#### [THE EXERCISE]
Answer with nothing except the number of lines that contain the word "Freezing".

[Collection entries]
════════════════
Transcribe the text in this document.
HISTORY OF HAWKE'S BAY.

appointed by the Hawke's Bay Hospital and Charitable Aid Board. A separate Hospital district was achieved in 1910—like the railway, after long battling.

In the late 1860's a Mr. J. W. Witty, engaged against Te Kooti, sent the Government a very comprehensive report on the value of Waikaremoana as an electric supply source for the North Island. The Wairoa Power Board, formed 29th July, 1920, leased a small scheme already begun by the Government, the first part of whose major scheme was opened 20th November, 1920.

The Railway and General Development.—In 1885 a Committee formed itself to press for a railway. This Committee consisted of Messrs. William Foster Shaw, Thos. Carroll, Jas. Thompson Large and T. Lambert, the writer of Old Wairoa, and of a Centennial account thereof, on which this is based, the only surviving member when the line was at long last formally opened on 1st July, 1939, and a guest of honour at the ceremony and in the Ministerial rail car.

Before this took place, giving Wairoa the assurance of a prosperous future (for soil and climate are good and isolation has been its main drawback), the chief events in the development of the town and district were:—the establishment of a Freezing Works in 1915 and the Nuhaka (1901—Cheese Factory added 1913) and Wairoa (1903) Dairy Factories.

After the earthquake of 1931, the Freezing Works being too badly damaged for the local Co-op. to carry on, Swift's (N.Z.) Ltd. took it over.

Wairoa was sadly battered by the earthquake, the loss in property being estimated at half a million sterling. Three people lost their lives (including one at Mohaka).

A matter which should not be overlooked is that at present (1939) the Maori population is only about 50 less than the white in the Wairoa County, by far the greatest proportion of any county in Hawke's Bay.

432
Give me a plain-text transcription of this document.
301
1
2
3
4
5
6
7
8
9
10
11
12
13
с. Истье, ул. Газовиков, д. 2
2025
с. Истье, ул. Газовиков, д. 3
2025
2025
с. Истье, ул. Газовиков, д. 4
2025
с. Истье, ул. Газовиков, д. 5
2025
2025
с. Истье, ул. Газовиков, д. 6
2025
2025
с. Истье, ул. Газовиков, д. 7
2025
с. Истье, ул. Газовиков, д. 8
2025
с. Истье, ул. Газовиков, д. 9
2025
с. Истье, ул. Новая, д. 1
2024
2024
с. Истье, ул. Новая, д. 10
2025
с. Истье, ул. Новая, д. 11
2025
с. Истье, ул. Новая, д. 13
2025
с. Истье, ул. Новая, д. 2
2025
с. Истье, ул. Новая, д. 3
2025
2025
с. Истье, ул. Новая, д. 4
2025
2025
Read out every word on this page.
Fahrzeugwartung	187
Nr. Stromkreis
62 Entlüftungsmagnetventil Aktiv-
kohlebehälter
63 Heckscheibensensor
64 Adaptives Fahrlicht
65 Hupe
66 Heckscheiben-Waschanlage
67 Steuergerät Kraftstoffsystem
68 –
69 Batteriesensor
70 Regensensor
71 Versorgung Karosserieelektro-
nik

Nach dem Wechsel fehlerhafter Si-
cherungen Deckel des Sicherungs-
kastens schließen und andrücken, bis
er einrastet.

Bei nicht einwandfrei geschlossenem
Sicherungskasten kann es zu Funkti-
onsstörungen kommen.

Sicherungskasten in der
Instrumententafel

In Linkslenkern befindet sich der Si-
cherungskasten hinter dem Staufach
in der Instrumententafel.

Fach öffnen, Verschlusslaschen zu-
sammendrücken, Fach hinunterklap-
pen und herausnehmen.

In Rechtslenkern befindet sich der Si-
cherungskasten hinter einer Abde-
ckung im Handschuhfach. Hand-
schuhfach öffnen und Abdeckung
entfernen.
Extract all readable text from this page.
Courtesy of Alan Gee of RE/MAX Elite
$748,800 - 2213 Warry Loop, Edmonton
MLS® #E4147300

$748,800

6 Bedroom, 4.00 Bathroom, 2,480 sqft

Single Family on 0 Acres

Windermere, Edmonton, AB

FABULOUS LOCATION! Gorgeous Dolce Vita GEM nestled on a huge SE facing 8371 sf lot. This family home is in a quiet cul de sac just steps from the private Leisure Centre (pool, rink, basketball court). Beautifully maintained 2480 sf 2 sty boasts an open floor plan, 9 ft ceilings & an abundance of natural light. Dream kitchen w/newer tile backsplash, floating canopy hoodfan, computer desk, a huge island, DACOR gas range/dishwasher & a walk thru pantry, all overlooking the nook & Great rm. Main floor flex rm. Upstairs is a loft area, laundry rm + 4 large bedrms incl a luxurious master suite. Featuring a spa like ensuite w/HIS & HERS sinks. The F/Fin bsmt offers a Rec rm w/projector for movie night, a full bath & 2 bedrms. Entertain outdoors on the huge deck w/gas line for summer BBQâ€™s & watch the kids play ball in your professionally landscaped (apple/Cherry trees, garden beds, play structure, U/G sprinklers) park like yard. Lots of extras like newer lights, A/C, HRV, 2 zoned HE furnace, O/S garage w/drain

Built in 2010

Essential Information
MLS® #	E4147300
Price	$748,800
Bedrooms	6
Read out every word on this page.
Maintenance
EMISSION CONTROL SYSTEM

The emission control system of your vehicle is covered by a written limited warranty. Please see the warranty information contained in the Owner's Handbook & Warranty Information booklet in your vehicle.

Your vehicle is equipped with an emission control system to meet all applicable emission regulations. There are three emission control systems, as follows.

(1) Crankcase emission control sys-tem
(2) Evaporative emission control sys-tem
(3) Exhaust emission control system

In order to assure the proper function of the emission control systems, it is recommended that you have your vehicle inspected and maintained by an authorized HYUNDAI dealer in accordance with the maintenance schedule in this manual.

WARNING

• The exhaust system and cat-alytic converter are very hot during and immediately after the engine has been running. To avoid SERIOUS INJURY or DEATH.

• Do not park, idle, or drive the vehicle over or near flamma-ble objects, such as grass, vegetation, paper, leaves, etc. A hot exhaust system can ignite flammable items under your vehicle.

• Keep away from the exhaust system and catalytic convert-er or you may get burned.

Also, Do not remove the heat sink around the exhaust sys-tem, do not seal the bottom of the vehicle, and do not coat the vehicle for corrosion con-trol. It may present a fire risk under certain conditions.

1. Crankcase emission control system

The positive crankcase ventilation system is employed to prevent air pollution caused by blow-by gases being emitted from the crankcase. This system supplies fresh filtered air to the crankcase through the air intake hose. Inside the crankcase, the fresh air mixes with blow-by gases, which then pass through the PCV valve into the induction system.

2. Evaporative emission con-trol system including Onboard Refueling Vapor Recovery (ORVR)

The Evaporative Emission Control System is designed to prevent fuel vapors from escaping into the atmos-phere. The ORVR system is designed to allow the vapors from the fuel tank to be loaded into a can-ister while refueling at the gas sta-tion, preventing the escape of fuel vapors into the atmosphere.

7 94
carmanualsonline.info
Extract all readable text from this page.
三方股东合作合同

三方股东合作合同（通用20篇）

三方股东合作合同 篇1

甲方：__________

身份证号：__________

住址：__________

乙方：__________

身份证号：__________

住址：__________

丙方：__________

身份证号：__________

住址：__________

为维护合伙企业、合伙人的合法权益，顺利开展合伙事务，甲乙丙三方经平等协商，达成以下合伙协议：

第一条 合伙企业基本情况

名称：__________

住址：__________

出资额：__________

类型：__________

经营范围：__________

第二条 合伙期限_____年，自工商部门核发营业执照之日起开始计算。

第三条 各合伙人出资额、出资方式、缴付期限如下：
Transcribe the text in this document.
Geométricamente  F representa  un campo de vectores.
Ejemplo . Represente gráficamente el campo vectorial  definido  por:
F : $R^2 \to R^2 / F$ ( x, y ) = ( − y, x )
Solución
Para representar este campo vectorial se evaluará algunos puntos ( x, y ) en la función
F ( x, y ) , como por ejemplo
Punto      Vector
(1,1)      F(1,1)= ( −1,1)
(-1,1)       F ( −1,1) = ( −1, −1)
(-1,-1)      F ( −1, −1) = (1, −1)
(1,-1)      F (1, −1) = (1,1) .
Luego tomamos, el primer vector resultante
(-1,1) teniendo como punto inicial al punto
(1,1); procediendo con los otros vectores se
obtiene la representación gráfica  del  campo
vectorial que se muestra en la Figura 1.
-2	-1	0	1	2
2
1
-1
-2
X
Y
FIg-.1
════════════════
#### [WRITTEN ANSWER]
2